◆ POLECENIE ◆
Przepisz bez żadnych zmian wszystkie wiersze poniższego materiału.

◆ Rekordy ramek elementów ◆
================================

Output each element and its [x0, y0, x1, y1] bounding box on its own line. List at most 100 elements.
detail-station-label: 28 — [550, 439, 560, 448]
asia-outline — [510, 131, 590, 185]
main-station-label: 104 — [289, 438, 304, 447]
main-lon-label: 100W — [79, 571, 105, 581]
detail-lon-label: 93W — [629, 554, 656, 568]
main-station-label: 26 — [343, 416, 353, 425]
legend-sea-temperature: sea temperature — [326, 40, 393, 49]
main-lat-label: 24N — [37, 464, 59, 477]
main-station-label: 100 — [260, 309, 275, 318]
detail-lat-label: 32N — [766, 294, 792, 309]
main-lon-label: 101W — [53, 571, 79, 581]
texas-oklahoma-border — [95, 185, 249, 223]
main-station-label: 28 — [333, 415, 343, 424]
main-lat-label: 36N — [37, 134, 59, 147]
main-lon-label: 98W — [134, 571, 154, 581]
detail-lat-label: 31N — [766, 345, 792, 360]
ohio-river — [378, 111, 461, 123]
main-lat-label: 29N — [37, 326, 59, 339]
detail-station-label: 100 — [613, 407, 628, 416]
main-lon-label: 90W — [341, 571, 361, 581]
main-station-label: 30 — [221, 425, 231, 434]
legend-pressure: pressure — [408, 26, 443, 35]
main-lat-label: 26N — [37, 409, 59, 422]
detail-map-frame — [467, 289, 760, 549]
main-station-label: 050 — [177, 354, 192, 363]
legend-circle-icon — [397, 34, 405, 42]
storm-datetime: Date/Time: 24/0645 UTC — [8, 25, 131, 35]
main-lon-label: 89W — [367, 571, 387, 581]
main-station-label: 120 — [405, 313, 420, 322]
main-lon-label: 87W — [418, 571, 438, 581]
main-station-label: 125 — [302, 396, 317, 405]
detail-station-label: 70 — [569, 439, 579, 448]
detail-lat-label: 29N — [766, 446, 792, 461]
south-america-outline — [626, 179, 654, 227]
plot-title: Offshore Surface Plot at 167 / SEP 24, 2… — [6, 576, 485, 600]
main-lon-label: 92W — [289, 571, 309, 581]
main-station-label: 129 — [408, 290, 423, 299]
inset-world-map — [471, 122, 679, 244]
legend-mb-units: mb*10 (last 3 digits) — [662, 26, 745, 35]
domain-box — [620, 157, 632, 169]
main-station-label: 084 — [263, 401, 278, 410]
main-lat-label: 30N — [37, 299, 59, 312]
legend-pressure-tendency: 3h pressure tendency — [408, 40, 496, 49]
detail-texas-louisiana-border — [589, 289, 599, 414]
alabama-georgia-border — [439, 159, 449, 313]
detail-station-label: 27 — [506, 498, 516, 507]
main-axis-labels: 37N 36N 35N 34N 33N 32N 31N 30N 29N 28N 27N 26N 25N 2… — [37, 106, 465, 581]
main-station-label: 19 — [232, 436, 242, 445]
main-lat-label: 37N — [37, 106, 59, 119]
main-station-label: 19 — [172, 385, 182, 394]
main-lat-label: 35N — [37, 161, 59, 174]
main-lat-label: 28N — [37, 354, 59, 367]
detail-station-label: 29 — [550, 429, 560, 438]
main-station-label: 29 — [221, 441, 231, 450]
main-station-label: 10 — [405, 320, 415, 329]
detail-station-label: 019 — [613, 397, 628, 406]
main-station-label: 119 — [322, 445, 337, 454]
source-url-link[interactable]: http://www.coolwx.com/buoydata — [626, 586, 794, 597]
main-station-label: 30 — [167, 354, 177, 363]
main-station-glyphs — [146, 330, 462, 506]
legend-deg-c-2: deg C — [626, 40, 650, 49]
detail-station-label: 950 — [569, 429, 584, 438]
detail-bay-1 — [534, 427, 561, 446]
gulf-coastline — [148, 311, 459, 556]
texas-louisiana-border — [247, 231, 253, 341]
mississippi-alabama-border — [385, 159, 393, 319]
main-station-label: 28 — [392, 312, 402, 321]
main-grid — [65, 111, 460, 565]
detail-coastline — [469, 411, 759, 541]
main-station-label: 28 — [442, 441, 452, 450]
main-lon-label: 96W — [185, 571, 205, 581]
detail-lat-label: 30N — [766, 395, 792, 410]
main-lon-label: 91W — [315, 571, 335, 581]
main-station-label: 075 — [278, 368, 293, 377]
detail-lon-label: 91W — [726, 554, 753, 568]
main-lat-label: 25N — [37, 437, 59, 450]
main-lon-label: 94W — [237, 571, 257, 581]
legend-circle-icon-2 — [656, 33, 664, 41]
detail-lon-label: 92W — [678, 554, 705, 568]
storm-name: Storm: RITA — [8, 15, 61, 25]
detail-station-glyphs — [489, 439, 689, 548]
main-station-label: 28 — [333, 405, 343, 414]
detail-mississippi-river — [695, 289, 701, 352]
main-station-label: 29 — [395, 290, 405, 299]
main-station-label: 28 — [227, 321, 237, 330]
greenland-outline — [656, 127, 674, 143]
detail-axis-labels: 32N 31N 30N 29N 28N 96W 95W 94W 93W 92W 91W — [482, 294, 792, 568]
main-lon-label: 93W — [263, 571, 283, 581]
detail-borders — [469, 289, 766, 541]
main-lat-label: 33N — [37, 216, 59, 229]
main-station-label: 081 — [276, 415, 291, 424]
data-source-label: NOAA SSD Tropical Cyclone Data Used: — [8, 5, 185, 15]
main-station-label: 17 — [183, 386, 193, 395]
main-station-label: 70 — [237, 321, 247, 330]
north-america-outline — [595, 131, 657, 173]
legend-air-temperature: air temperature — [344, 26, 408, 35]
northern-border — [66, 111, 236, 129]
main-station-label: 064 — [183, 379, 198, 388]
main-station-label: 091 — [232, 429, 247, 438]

================================

◆ ROZWIĄZANIE ZADANIA ◆
Output each element and its [x0, y0, x1, y1] bounding box on its own line. List at most 100 elements.
detail-station-label: 28 — [550, 439, 560, 448]
asia-outline — [510, 131, 590, 185]
main-station-label: 104 — [289, 438, 304, 447]
main-lon-label: 100W — [79, 571, 105, 581]
detail-lon-label: 93W — [629, 554, 656, 568]
main-station-label: 26 — [343, 416, 353, 425]
legend-sea-temperature: sea temperature — [326, 40, 393, 49]
main-lat-label: 24N — [37, 464, 59, 477]
main-station-label: 100 — [260, 309, 275, 318]
detail-lat-label: 32N — [766, 294, 792, 309]
main-lon-label: 101W — [53, 571, 79, 581]
texas-oklahoma-border — [95, 185, 249, 223]
main-station-label: 28 — [333, 415, 343, 424]
main-lat-label: 36N — [37, 134, 59, 147]
main-lon-label: 98W — [134, 571, 154, 581]
detail-lat-label: 31N — [766, 345, 792, 360]
ohio-river — [378, 111, 461, 123]
main-lat-label: 29N — [37, 326, 59, 339]
detail-station-label: 100 — [613, 407, 628, 416]
main-lon-label: 90W — [341, 571, 361, 581]
main-station-label: 30 — [221, 425, 231, 434]
legend-pressure: pressure — [408, 26, 443, 35]
main-lat-label: 26N — [37, 409, 59, 422]
detail-map-frame — [467, 289, 760, 549]
main-station-label: 050 — [177, 354, 192, 363]
legend-circle-icon — [397, 34, 405, 42]
storm-datetime: Date/Time: 24/0645 UTC — [8, 25, 131, 35]
main-lon-label: 89W — [367, 571, 387, 581]
main-station-label: 120 — [405, 313, 420, 322]
main-lon-label: 87W — [418, 571, 438, 581]
main-station-label: 125 — [302, 396, 317, 405]
detail-station-label: 70 — [569, 439, 579, 448]
detail-lat-label: 29N — [766, 446, 792, 461]
south-america-outline — [626, 179, 654, 227]
plot-title: Offshore Surface Plot at 167 / SEP 24, 2… — [6, 576, 485, 600]
main-lon-label: 92W — [289, 571, 309, 581]
main-station-label: 129 — [408, 290, 423, 299]
inset-world-map — [471, 122, 679, 244]
legend-mb-units: mb*10 (last 3 digits) — [662, 26, 745, 35]
domain-box — [620, 157, 632, 169]
main-station-label: 084 — [263, 401, 278, 410]
main-lat-label: 30N — [37, 299, 59, 312]
legend-pressure-tendency: 3h pressure tendency — [408, 40, 496, 49]
detail-texas-louisiana-border — [589, 289, 599, 414]
alabama-georgia-border — [439, 159, 449, 313]
detail-station-label: 27 — [506, 498, 516, 507]
main-axis-labels: 37N 36N 35N 34N 33N 32N 31N 30N 29N 28N 27N 26N 25N 2… — [37, 106, 465, 581]
main-station-label: 19 — [232, 436, 242, 445]
main-lat-label: 37N — [37, 106, 59, 119]
main-station-label: 19 — [172, 385, 182, 394]
main-lat-label: 35N — [37, 161, 59, 174]
main-lat-label: 28N — [37, 354, 59, 367]
detail-station-label: 29 — [550, 429, 560, 438]
main-station-label: 29 — [221, 441, 231, 450]
main-station-label: 10 — [405, 320, 415, 329]
detail-station-label: 019 — [613, 397, 628, 406]
main-station-label: 119 — [322, 445, 337, 454]
source-url-link[interactable]: http://www.coolwx.com/buoydata — [626, 586, 794, 597]
main-station-label: 30 — [167, 354, 177, 363]
main-station-glyphs — [146, 330, 462, 506]
legend-deg-c-2: deg C — [626, 40, 650, 49]
detail-station-label: 950 — [569, 429, 584, 438]
detail-bay-1 — [534, 427, 561, 446]
gulf-coastline — [148, 311, 459, 556]
texas-louisiana-border — [247, 231, 253, 341]
mississippi-alabama-border — [385, 159, 393, 319]
main-station-label: 28 — [392, 312, 402, 321]
main-grid — [65, 111, 460, 565]
detail-coastline — [469, 411, 759, 541]
main-station-label: 28 — [442, 441, 452, 450]
main-lon-label: 96W — [185, 571, 205, 581]
detail-lat-label: 30N — [766, 395, 792, 410]
main-lon-label: 91W — [315, 571, 335, 581]
main-station-label: 075 — [278, 368, 293, 377]
detail-lon-label: 91W — [726, 554, 753, 568]
main-lat-label: 25N — [37, 437, 59, 450]
main-lon-label: 94W — [237, 571, 257, 581]
legend-circle-icon-2 — [656, 33, 664, 41]
detail-lon-label: 92W — [678, 554, 705, 568]
storm-name: Storm: RITA — [8, 15, 61, 25]
detail-station-glyphs — [489, 439, 689, 548]
main-station-label: 28 — [333, 405, 343, 414]
detail-mississippi-river — [695, 289, 701, 352]
main-station-label: 29 — [395, 290, 405, 299]
main-station-label: 28 — [227, 321, 237, 330]
greenland-outline — [656, 127, 674, 143]
detail-axis-labels: 32N 31N 30N 29N 28N 96W 95W 94W 93W 92W 91W — [482, 294, 792, 568]
main-lon-label: 93W — [263, 571, 283, 581]
detail-borders — [469, 289, 766, 541]
main-lat-label: 33N — [37, 216, 59, 229]
main-station-label: 081 — [276, 415, 291, 424]
data-source-label: NOAA SSD Tropical Cyclone Data Used: — [8, 5, 185, 15]
main-station-label: 17 — [183, 386, 193, 395]
main-station-label: 70 — [237, 321, 247, 330]
north-america-outline — [595, 131, 657, 173]
legend-air-temperature: air temperature — [344, 26, 408, 35]
northern-border — [66, 111, 236, 129]
main-station-label: 064 — [183, 379, 198, 388]
main-station-label: 091 — [232, 429, 247, 438]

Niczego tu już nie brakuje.